--- Requirements ---
Rewrite every line of the records below, swapping each "cell-conta-contabil" for "cell-ledger-account" and leaving everything else untouched.

═══ Dataset extract ═══

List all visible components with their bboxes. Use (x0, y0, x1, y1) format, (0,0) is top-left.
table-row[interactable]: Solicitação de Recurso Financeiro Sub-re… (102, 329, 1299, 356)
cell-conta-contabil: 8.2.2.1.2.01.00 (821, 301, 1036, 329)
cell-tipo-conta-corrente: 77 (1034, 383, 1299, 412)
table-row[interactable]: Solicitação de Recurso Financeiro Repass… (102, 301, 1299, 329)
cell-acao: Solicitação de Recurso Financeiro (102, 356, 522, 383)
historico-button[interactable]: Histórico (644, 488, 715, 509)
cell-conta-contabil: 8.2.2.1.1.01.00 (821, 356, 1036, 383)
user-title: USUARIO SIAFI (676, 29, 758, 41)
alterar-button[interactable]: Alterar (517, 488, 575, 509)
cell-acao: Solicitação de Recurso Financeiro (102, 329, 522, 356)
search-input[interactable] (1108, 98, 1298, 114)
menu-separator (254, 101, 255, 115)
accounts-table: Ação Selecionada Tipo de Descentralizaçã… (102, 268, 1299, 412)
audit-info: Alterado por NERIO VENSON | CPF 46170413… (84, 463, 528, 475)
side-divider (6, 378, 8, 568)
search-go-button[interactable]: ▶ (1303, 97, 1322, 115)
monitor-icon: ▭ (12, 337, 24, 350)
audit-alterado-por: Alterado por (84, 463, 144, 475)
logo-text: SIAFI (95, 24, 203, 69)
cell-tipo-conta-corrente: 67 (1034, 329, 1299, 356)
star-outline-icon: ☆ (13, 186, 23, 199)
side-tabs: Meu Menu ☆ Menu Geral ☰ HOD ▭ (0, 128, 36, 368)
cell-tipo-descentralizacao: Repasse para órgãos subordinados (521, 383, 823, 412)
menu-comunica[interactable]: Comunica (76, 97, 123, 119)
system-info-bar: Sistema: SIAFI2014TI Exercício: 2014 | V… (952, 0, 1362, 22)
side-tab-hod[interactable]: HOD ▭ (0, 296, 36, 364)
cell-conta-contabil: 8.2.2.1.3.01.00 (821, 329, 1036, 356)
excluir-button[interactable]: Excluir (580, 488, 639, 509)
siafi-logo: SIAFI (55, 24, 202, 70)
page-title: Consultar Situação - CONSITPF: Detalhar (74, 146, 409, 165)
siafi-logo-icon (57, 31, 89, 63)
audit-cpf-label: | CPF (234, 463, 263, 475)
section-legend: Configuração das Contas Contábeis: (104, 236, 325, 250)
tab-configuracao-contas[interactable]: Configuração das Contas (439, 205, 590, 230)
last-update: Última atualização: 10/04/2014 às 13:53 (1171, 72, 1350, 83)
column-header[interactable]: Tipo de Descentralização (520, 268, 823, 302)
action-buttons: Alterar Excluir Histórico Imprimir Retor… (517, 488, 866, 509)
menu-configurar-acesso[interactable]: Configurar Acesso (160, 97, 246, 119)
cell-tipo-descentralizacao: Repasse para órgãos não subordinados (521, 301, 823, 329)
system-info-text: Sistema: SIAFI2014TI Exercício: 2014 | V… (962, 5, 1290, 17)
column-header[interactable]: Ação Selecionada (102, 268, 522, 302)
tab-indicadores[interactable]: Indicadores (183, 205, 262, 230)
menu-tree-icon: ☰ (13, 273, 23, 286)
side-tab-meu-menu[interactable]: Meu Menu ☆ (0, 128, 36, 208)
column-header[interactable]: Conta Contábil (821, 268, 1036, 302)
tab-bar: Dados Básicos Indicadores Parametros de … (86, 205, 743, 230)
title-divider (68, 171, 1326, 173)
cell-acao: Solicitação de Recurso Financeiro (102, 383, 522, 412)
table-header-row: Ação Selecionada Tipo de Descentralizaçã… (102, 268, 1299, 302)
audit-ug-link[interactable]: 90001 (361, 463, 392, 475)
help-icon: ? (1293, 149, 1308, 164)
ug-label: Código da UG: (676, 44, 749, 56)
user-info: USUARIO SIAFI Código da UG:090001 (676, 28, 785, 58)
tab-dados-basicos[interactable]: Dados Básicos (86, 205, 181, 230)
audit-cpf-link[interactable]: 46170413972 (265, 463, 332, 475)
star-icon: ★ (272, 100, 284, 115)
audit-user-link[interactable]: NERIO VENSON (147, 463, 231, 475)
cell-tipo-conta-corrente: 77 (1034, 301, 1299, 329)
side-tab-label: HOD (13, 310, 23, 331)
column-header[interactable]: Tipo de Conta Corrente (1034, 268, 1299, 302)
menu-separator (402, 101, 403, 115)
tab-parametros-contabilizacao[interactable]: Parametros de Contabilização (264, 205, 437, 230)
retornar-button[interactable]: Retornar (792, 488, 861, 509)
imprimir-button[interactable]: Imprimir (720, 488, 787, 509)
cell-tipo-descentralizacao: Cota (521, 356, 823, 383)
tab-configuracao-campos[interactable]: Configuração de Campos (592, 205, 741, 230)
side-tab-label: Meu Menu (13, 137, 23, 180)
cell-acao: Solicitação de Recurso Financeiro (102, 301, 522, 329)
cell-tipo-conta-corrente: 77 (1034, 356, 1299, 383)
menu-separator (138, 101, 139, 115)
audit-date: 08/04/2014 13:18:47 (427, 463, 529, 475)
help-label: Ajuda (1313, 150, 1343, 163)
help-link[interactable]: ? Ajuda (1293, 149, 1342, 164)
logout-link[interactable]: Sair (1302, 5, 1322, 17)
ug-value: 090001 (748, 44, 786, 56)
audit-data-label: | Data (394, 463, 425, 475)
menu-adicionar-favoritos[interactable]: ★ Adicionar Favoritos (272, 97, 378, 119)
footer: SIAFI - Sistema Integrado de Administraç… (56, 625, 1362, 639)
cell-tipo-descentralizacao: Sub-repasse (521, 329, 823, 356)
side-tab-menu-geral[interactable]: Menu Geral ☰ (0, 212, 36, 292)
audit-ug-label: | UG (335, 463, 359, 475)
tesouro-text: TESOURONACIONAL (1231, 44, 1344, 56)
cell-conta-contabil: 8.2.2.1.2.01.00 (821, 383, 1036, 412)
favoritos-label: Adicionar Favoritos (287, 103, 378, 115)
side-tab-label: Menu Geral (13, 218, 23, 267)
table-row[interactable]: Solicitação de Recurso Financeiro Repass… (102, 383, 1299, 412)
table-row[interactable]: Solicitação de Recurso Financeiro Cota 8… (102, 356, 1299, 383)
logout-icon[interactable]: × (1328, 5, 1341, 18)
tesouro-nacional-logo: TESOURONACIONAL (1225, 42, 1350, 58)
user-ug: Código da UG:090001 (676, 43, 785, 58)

═══

--- Result of the exercise ---
List all visible components with their bboxes. Use (x0, y0, x1, y1) format, (0,0) is top-left.
table-row[interactable]: Solicitação de Recurso Financeiro Sub-re… (102, 329, 1299, 356)
cell-ledger-account: 8.2.2.1.2.01.00 (821, 301, 1036, 329)
cell-tipo-conta-corrente: 77 (1034, 383, 1299, 412)
table-row[interactable]: Solicitação de Recurso Financeiro Repass… (102, 301, 1299, 329)
cell-acao: Solicitação de Recurso Financeiro (102, 356, 522, 383)
historico-button[interactable]: Histórico (644, 488, 715, 509)
cell-ledger-account: 8.2.2.1.1.01.00 (821, 356, 1036, 383)
user-title: USUARIO SIAFI (676, 29, 758, 41)
alterar-button[interactable]: Alterar (517, 488, 575, 509)
cell-acao: Solicitação de Recurso Financeiro (102, 329, 522, 356)
search-input[interactable] (1108, 98, 1298, 114)
menu-separator (254, 101, 255, 115)
accounts-table: Ação Selecionada Tipo de Descentralizaçã… (102, 268, 1299, 412)
audit-info: Alterado por NERIO VENSON | CPF 46170413… (84, 463, 528, 475)
side-divider (6, 378, 8, 568)
search-go-button[interactable]: ▶ (1303, 97, 1322, 115)
monitor-icon: ▭ (12, 337, 24, 350)
audit-alterado-por: Alterado por (84, 463, 144, 475)
logo-text: SIAFI (95, 24, 203, 69)
cell-tipo-conta-corrente: 67 (1034, 329, 1299, 356)
star-outline-icon: ☆ (13, 186, 23, 199)
side-tabs: Meu Menu ☆ Menu Geral ☰ HOD ▭ (0, 128, 36, 368)
cell-tipo-descentralizacao: Repasse para órgãos subordinados (521, 383, 823, 412)
menu-comunica[interactable]: Comunica (76, 97, 123, 119)
system-info-bar: Sistema: SIAFI2014TI Exercício: 2014 | V… (952, 0, 1362, 22)
side-tab-hod[interactable]: HOD ▭ (0, 296, 36, 364)
cell-ledger-account: 8.2.2.1.3.01.00 (821, 329, 1036, 356)
excluir-button[interactable]: Excluir (580, 488, 639, 509)
siafi-logo: SIAFI (55, 24, 202, 70)
page-title: Consultar Situação - CONSITPF: Detalhar (74, 146, 409, 165)
siafi-logo-icon (57, 31, 89, 63)
audit-cpf-label: | CPF (234, 463, 263, 475)
section-legend: Configuração das Contas Contábeis: (104, 236, 325, 250)
tab-configuracao-contas[interactable]: Configuração das Contas (439, 205, 590, 230)
last-update: Última atualização: 10/04/2014 às 13:53 (1171, 72, 1350, 83)
column-header[interactable]: Tipo de Descentralização (520, 268, 823, 302)
action-buttons: Alterar Excluir Histórico Imprimir Retor… (517, 488, 866, 509)
menu-configurar-acesso[interactable]: Configurar Acesso (160, 97, 246, 119)
cell-tipo-descentralizacao: Repasse para órgãos não subordinados (521, 301, 823, 329)
system-info-text: Sistema: SIAFI2014TI Exercício: 2014 | V… (962, 5, 1290, 17)
column-header[interactable]: Ação Selecionada (102, 268, 522, 302)
tab-indicadores[interactable]: Indicadores (183, 205, 262, 230)
menu-tree-icon: ☰ (13, 273, 23, 286)
side-tab-meu-menu[interactable]: Meu Menu ☆ (0, 128, 36, 208)
column-header[interactable]: Conta Contábil (821, 268, 1036, 302)
tab-bar: Dados Básicos Indicadores Parametros de … (86, 205, 743, 230)
title-divider (68, 171, 1326, 173)
cell-acao: Solicitação de Recurso Financeiro (102, 383, 522, 412)
table-header-row: Ação Selecionada Tipo de Descentralizaçã… (102, 268, 1299, 302)
audit-ug-link[interactable]: 90001 (361, 463, 392, 475)
help-icon: ? (1293, 149, 1308, 164)
ug-label: Código da UG: (676, 44, 749, 56)
user-info: USUARIO SIAFI Código da UG:090001 (676, 28, 785, 58)
tab-dados-basicos[interactable]: Dados Básicos (86, 205, 181, 230)
audit-cpf-link[interactable]: 46170413972 (265, 463, 332, 475)
star-icon: ★ (272, 100, 284, 115)
audit-user-link[interactable]: NERIO VENSON (147, 463, 231, 475)
cell-tipo-conta-corrente: 77 (1034, 301, 1299, 329)
side-tab-label: HOD (13, 310, 23, 331)
column-header[interactable]: Tipo de Conta Corrente (1034, 268, 1299, 302)
menu-separator (402, 101, 403, 115)
tab-parametros-contabilizacao[interactable]: Parametros de Contabilização (264, 205, 437, 230)
retornar-button[interactable]: Retornar (792, 488, 861, 509)
imprimir-button[interactable]: Imprimir (720, 488, 787, 509)
cell-tipo-descentralizacao: Cota (521, 356, 823, 383)
tab-configuracao-campos[interactable]: Configuração de Campos (592, 205, 741, 230)
side-tab-label: Meu Menu (13, 137, 23, 180)
cell-acao: Solicitação de Recurso Financeiro (102, 301, 522, 329)
cell-tipo-conta-corrente: 77 (1034, 356, 1299, 383)
menu-separator (138, 101, 139, 115)
audit-date: 08/04/2014 13:18:47 (427, 463, 529, 475)
help-label: Ajuda (1313, 150, 1343, 163)
help-link[interactable]: ? Ajuda (1293, 149, 1342, 164)
logout-link[interactable]: Sair (1302, 5, 1322, 17)
ug-value: 090001 (748, 44, 786, 56)
audit-data-label: | Data (394, 463, 425, 475)
menu-adicionar-favoritos[interactable]: ★ Adicionar Favoritos (272, 97, 378, 119)
footer: SIAFI - Sistema Integrado de Administraç… (56, 625, 1362, 639)
cell-tipo-descentralizacao: Sub-repasse (521, 329, 823, 356)
side-tab-menu-geral[interactable]: Menu Geral ☰ (0, 212, 36, 292)
audit-ug-label: | UG (335, 463, 359, 475)
tesouro-text: TESOURONACIONAL (1231, 44, 1344, 56)
cell-ledger-account: 8.2.2.1.2.01.00 (821, 383, 1036, 412)
favoritos-label: Adicionar Favoritos (287, 103, 378, 115)
side-tab-label: Menu Geral (13, 218, 23, 267)
table-row[interactable]: Solicitação de Recurso Financeiro Repass… (102, 383, 1299, 412)
table-row[interactable]: Solicitação de Recurso Financeiro Cota 8… (102, 356, 1299, 383)
logout-icon[interactable]: × (1328, 5, 1341, 18)
tesouro-nacional-logo: TESOURONACIONAL (1225, 42, 1350, 58)
user-ug: Código da UG:090001 (676, 43, 785, 58)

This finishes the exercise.